**WRITTEN EXERCISE**
Convert all the entries below into a Markdown table with two columns, Row and Line. Number each nonblank line in order and skip the blank ones.
··· MATERIAL PROVIDED
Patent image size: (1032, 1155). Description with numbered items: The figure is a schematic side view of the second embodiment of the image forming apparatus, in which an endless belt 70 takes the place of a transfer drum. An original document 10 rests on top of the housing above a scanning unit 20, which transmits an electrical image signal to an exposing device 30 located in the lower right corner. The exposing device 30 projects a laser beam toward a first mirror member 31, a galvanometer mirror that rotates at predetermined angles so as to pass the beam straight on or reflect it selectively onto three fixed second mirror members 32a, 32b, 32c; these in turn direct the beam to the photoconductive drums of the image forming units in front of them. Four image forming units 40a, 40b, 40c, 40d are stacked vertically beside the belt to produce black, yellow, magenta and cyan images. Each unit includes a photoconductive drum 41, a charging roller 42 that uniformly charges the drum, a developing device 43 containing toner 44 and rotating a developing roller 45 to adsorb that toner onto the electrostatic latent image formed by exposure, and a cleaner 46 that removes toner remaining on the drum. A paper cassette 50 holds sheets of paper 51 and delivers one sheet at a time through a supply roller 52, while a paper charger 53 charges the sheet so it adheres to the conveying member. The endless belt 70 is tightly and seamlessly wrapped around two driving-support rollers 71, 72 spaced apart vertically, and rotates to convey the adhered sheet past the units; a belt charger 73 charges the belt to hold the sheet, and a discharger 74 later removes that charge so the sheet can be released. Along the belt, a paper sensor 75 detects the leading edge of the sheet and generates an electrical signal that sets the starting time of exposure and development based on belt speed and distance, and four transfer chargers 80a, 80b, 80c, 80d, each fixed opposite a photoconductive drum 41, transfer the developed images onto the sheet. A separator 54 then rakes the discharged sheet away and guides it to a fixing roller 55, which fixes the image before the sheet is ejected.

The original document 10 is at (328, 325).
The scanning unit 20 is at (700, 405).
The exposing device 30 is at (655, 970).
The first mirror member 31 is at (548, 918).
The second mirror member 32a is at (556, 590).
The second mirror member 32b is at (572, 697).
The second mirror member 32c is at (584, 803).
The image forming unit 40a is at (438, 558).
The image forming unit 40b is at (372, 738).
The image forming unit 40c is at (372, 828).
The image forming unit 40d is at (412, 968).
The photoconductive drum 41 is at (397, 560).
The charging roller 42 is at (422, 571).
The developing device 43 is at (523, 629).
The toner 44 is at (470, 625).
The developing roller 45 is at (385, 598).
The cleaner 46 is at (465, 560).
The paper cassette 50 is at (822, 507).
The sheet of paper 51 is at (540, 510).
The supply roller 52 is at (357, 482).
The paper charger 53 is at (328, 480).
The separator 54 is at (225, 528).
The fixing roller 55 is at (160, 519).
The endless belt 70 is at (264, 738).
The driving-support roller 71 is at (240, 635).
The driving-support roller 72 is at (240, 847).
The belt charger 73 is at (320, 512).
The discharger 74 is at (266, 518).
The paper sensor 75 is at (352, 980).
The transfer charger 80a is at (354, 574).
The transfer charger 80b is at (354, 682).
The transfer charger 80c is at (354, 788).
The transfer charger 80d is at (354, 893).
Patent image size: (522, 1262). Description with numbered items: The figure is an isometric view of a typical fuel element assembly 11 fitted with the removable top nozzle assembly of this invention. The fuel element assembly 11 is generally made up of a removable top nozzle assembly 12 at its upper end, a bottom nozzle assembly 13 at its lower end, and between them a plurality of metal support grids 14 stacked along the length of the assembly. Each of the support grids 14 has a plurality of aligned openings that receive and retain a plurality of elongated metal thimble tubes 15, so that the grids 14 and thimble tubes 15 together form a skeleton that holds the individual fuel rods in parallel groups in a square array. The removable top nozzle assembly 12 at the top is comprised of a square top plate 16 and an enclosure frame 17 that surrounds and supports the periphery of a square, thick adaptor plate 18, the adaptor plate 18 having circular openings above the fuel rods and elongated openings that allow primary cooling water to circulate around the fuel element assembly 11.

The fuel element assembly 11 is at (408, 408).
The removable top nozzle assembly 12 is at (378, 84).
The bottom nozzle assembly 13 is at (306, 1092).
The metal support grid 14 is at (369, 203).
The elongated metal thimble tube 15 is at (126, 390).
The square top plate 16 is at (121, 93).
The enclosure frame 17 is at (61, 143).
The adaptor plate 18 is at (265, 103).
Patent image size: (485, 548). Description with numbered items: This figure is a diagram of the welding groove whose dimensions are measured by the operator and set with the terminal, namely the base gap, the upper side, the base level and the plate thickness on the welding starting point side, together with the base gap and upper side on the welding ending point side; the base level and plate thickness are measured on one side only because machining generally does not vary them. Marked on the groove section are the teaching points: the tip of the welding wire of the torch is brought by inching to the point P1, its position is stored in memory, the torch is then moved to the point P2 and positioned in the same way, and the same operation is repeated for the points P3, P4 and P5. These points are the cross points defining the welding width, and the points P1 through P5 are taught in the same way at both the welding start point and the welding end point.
······
**EXERCISE RESULT**
| Row | Line |
|---|---|
| 1 | Patent image size: (1032, 1155). Description with numbered items: The figure is a schematic side view of the second embodiment of the image forming apparatus, in which an endless belt 70 takes the place of a transfer drum. An original document 10 rests on top of the housing above a scanning unit 20, which transmits an electrical image signal to an exposing device 30 located in the lower right corner. The exposing device 30 projects a laser beam toward a first mirror member 31, a galvanometer mirror that rotates at predetermined angles so as to pass the beam straight on or reflect it selectively onto three fixed second mirror members 32a, 32b, 32c; these in turn direct the beam to the photoconductive drums of the image forming units in front of them. Four image forming units 40a, 40b, 40c, 40d are stacked vertically beside the belt to produce black, yellow, magenta and cyan images. Each unit includes a photoconductive drum 41, a charging roller 42 that uniformly charges the drum, a developing device 43 containing toner 44 and rotating a developing roller 45 to adsorb that toner onto the electrostatic latent image formed by exposure, and a cleaner 46 that removes toner remaining on the drum. A paper cassette 50 holds sheets of paper 51 and delivers one sheet at a time through a supply roller 52, while a paper charger 53 charges the sheet so it adheres to the conveying member. The endless belt 70 is tightly and seamlessly wrapped around two driving-support rollers 71, 72 spaced apart vertically, and rotates to convey the adhered sheet past the units; a belt charger 73 charges the belt to hold the sheet, and a discharger 74 later removes that charge so the sheet can be released. Along the belt, a paper sensor 75 detects the leading edge of the sheet and generates an electrical signal that sets the starting time of exposure and development based on belt speed and distance, and four transfer chargers 80a, 80b, 80c, 80d, each fixed opposite a photoconductive drum 41, transfer the developed images onto the sheet. A separator 54 then rakes the discharged sheet away and guides it to a fixing roller 55, which fixes the image before the sheet is ejected. |
| 2 | The original document 10 is at (328, 325). |
| 3 | The scanning unit 20 is at (700, 405). |
| 4 | The exposing device 30 is at (655, 970). |
| 5 | The first mirror member 31 is at (548, 918). |
| 6 | The second mirror member 32a is at (556, 590). |
| 7 | The second mirror member 32b is at (572, 697). |
| 8 | The second mirror member 32c is at (584, 803). |
| 9 | The image forming unit 40a is at (438, 558). |
| 10 | The image forming unit 40b is at (372, 738). |
| 11 | The image forming unit 40c is at (372, 828). |
| 12 | The image forming unit 40d is at (412, 968). |
| 13 | The photoconductive drum 41 is at (397, 560). |
| 14 | The charging roller 42 is at (422, 571). |
| 15 | The developing device 43 is at (523, 629). |
| 16 | The toner 44 is at (470, 625). |
| 17 | The developing roller 45 is at (385, 598). |
| 18 | The cleaner 46 is at (465, 560). |
| 19 | The paper cassette 50 is at (822, 507). |
| 20 | The sheet of paper 51 is at (540, 510). |
| 21 | The supply roller 52 is at (357, 482). |
| 22 | The paper charger 53 is at (328, 480). |
| 23 | The separator 54 is at (225, 528). |
| 24 | The fixing roller 55 is at (160, 519). |
| 25 | The endless belt 70 is at (264, 738). |
| 26 | The driving-support roller 71 is at (240, 635). |
| 27 | The driving-support roller 72 is at (240, 847). |
| 28 | The belt charger 73 is at (320, 512). |
| 29 | The discharger 74 is at (266, 518). |
| 30 | The paper sensor 75 is at (352, 980). |
| 31 | The transfer charger 80a is at (354, 574). |
| 32 | The transfer charger 80b is at (354, 682). |
| 33 | The transfer charger 80c is at (354, 788). |
| 34 | The transfer charger 80d is at (354, 893). |
| 35 | Patent image size: (522, 1262). Description with numbered items: The figure is an isometric view of a typical fuel element assembly 11 fitted with the removable top nozzle assembly of this invention. The fuel element assembly 11 is generally made up of a removable top nozzle assembly 12 at its upper end, a bottom nozzle assembly 13 at its lower end, and between them a plurality of metal support grids 14 stacked along the length of the assembly. Each of the support grids 14 has a plurality of aligned openings that receive and retain a plurality of elongated metal thimble tubes 15, so that the grids 14 and thimble tubes 15 together form a skeleton that holds the individual fuel rods in parallel groups in a square array. The removable top nozzle assembly 12 at the top is comprised of a square top plate 16 and an enclosure frame 17 that surrounds and supports the periphery of a square, thick adaptor plate 18, the adaptor plate 18 having circular openings above the fuel rods and elongated openings that allow primary cooling water to circulate around the fuel element assembly 11. |
| 36 | The fuel element assembly 11 is at (408, 408). |
| 37 | The removable top nozzle assembly 12 is at (378, 84). |
| 38 | The bottom nozzle assembly 13 is at (306, 1092). |
| 39 | The metal support grid 14 is at (369, 203). |
| 40 | The elongated metal thimble tube 15 is at (126, 390). |
| 41 | The square top plate 16 is at (121, 93). |
| 42 | The enclosure frame 17 is at (61, 143). |
| 43 | The adaptor plate 18 is at (265, 103). |
| 44 | Patent image size: (485, 548). Description with numbered items: This figure is a diagram of the welding groove whose dimensions are measured by the operator and set with the terminal, namely the base gap, the upper side, the base level and the plate thickness on the welding starting point side, together with the base gap and upper side on the welding ending point side; the base level and plate thickness are measured on one side only because machining generally does not vary them. Marked on the groove section are the teaching points: the tip of the welding wire of the torch is brought by inching to the point P1, its position is stored in memory, the torch is then moved to the point P2 and positioned in the same way, and the same operation is repeated for the points P3, P4 and P5. These points are the cross points defining the welding width, and the points P1 through P5 are taught in the same way at both the welding start point and the welding end point. |